[Stored entries]
★ ★ ★ ★

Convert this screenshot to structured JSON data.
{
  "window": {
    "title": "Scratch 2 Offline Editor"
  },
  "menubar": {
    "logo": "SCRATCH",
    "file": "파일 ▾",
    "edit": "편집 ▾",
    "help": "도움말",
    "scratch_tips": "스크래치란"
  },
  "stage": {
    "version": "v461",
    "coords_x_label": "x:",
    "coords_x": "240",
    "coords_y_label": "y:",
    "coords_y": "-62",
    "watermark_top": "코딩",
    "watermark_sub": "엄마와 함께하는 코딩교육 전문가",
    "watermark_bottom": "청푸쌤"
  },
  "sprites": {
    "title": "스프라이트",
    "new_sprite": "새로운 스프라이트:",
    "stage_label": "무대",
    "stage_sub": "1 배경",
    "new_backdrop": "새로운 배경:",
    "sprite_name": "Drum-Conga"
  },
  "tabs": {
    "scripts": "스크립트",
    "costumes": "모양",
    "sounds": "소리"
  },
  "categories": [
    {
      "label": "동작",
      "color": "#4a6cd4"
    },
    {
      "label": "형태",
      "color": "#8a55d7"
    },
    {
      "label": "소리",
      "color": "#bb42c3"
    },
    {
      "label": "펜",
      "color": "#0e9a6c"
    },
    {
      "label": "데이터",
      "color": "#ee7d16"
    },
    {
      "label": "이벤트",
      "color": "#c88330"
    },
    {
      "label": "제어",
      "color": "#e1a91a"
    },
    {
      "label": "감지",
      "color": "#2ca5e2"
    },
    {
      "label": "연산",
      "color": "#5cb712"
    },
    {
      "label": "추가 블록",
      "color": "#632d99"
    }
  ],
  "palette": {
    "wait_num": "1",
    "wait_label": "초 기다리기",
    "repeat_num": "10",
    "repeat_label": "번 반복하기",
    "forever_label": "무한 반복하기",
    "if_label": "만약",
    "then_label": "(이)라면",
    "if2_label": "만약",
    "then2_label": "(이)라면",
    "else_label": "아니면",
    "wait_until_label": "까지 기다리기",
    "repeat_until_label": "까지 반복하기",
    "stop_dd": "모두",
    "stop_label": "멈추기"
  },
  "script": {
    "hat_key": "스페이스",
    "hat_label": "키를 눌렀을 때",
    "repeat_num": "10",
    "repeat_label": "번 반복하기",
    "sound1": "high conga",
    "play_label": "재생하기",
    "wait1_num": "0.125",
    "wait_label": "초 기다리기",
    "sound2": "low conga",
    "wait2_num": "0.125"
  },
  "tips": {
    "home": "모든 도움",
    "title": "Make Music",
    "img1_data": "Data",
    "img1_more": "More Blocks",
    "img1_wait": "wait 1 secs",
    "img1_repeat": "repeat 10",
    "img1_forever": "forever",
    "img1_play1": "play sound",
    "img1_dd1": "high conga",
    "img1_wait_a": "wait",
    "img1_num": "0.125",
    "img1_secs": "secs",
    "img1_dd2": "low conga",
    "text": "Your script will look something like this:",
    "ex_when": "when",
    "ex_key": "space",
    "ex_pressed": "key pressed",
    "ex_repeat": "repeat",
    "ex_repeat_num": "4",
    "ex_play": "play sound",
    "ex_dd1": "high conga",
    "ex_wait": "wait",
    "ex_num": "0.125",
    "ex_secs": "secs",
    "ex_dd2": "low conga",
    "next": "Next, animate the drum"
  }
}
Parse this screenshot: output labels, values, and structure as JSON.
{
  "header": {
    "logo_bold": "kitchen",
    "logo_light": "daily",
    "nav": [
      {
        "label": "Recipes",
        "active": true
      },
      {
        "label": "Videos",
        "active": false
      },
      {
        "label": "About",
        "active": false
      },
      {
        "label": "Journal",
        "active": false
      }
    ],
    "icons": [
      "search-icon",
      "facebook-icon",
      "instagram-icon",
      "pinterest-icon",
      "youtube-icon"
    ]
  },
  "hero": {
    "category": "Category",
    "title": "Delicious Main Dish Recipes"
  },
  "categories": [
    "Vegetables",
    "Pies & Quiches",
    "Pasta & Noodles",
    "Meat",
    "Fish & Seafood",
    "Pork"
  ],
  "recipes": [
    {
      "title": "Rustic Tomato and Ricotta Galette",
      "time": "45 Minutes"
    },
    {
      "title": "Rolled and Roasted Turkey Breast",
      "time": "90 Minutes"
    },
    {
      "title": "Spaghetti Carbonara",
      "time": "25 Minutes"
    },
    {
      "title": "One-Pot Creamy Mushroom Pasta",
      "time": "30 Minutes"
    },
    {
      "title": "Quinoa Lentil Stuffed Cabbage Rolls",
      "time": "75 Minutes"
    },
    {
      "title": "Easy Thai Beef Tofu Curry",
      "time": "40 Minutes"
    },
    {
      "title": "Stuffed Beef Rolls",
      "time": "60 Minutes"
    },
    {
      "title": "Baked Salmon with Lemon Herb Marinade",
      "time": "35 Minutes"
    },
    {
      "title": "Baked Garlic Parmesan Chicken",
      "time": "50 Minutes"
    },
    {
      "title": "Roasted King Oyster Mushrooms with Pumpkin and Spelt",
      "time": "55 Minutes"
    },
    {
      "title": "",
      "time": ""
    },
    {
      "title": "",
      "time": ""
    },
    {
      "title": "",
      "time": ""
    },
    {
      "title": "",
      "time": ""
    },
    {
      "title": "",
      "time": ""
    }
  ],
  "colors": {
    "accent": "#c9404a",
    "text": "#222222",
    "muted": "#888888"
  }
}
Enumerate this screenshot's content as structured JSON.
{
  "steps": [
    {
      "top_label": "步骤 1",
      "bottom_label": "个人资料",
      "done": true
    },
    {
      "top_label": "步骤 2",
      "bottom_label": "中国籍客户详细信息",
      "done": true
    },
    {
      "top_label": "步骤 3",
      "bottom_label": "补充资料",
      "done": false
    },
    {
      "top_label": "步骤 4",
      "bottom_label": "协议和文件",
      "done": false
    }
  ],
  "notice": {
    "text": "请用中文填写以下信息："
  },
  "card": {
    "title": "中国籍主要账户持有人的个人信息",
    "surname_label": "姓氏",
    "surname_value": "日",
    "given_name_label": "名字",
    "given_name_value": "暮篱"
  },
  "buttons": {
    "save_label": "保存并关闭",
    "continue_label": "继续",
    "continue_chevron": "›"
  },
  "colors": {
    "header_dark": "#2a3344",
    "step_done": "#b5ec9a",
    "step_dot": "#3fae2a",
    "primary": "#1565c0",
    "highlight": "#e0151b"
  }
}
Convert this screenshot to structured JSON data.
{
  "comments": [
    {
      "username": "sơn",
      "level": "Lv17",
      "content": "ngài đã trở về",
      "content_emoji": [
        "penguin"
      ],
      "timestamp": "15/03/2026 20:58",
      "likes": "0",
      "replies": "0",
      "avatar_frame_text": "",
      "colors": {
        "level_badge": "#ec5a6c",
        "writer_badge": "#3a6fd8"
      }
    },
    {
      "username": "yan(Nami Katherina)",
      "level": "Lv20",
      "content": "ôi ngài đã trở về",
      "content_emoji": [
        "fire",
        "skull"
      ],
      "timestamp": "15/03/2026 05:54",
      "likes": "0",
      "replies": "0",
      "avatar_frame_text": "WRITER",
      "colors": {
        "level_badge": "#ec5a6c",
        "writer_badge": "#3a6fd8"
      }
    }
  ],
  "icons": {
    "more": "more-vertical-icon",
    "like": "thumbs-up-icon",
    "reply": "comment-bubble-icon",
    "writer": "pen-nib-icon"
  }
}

★ ★ ★ ★

Each line that contains the string "secs" counts once; say how many there are and nothing else.

3